Output every line exactly as written. Leave out pictures.
↓
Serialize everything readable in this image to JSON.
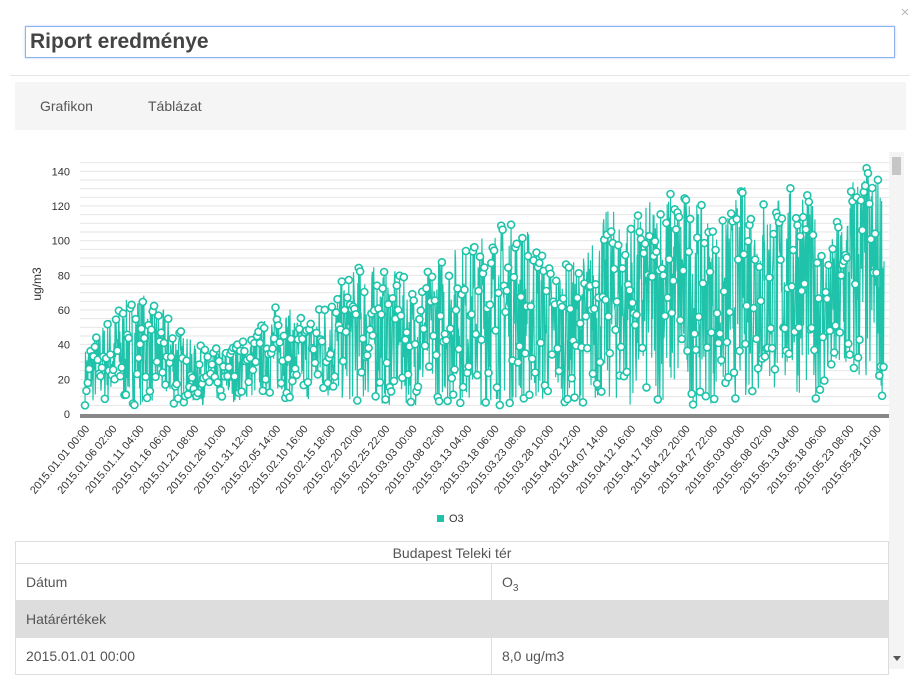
{
  "dialog": {
    "title_value": "Riport eredménye",
    "close_glyph": "×"
  },
  "tabs": [
    {
      "label": "Grafikon"
    },
    {
      "label": "Táblázat"
    }
  ],
  "chart_data": {
    "type": "line",
    "ylabel": "ug/m3",
    "ylim": [
      0,
      150
    ],
    "yticks": [
      0,
      20,
      40,
      60,
      80,
      100,
      120,
      140
    ],
    "xtick_labels": [
      "2015.01.01 00:00",
      "2015.01.06 02:00",
      "2015.01.11 04:00",
      "2015.01.16 06:00",
      "2015.01.21 08:00",
      "2015.01.26 10:00",
      "2015.01.31 12:00",
      "2015.02.05 14:00",
      "2015.02.10 16:00",
      "2015.02.15 18:00",
      "2015.02.20 20:00",
      "2015.02.25 22:00",
      "2015.03.03 00:00",
      "2015.03.08 02:00",
      "2015.03.13 04:00",
      "2015.03.18 06:00",
      "2015.03.23 08:00",
      "2015.03.28 10:00",
      "2015.04.02 12:00",
      "2015.04.07 14:00",
      "2015.04.12 16:00",
      "2015.04.17 18:00",
      "2015.04.22 20:00",
      "2015.04.27 22:00",
      "2015.05.03 00:00",
      "2015.05.08 02:00",
      "2015.05.13 04:00",
      "2015.05.18 06:00",
      "2015.05.23 08:00",
      "2015.05.28 10:00"
    ],
    "series": [
      {
        "name": "O3",
        "color": "#1fc3aa",
        "envelope": {
          "low": [
            5,
            5,
            5,
            4,
            5,
            6,
            8,
            10,
            7,
            6,
            5,
            4,
            5,
            6,
            5,
            4,
            4,
            4,
            5,
            4,
            5,
            5,
            5,
            6,
            8,
            10,
            10,
            8,
            8,
            10
          ],
          "high": [
            38,
            60,
            72,
            58,
            40,
            38,
            45,
            65,
            55,
            72,
            87,
            85,
            75,
            95,
            100,
            112,
            110,
            85,
            90,
            120,
            115,
            132,
            128,
            110,
            135,
            125,
            137,
            98,
            148,
            138
          ]
        }
      }
    ],
    "legend": "bottom-center",
    "grid": true
  },
  "table": {
    "station": "Budapest Teleki tér",
    "col_date": "Dátum",
    "col_o3_base": "O",
    "col_o3_sub": "3",
    "limits_label": "Határértékek",
    "rows": [
      {
        "date": "2015.01.01 00:00",
        "value": "8,0 ug/m3"
      }
    ]
  }
}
↑
__Response to this task__
Serialize everything readable in this image to JSON.
{
  "dialog": {
    "title_value": "Riport eredménye",
    "close_glyph": "×"
  },
  "tabs": [
    {
      "label": "Grafikon"
    },
    {
      "label": "Táblázat"
    }
  ],
  "chart_data": {
    "type": "line",
    "ylabel": "ug/m3",
    "ylim": [
      0,
      150
    ],
    "yticks": [
      0,
      20,
      40,
      60,
      80,
      100,
      120,
      140
    ],
    "xtick_labels": [
      "2015.01.01 00:00",
      "2015.01.06 02:00",
      "2015.01.11 04:00",
      "2015.01.16 06:00",
      "2015.01.21 08:00",
      "2015.01.26 10:00",
      "2015.01.31 12:00",
      "2015.02.05 14:00",
      "2015.02.10 16:00",
      "2015.02.15 18:00",
      "2015.02.20 20:00",
      "2015.02.25 22:00",
      "2015.03.03 00:00",
      "2015.03.08 02:00",
      "2015.03.13 04:00",
      "2015.03.18 06:00",
      "2015.03.23 08:00",
      "2015.03.28 10:00",
      "2015.04.02 12:00",
      "2015.04.07 14:00",
      "2015.04.12 16:00",
      "2015.04.17 18:00",
      "2015.04.22 20:00",
      "2015.04.27 22:00",
      "2015.05.03 00:00",
      "2015.05.08 02:00",
      "2015.05.13 04:00",
      "2015.05.18 06:00",
      "2015.05.23 08:00",
      "2015.05.28 10:00"
    ],
    "series": [
      {
        "name": "O3",
        "color": "#1fc3aa",
        "envelope": {
          "low": [
            5,
            5,
            5,
            4,
            5,
            6,
            8,
            10,
            7,
            6,
            5,
            4,
            5,
            6,
            5,
            4,
            4,
            4,
            5,
            4,
            5,
            5,
            5,
            6,
            8,
            10,
            10,
            8,
            8,
            10
          ],
          "high": [
            38,
            60,
            72,
            58,
            40,
            38,
            45,
            65,
            55,
            72,
            87,
            85,
            75,
            95,
            100,
            112,
            110,
            85,
            90,
            120,
            115,
            132,
            128,
            110,
            135,
            125,
            137,
            98,
            148,
            138
          ]
        }
      }
    ],
    "legend": "bottom-center",
    "grid": true
  },
  "table": {
    "station": "Budapest Teleki tér",
    "col_date": "Dátum",
    "col_o3_base": "O",
    "col_o3_sub": "3",
    "limits_label": "Határértékek",
    "rows": [
      {
        "date": "2015.01.01 00:00",
        "value": "8,0 ug/m3"
      }
    ]
  }
}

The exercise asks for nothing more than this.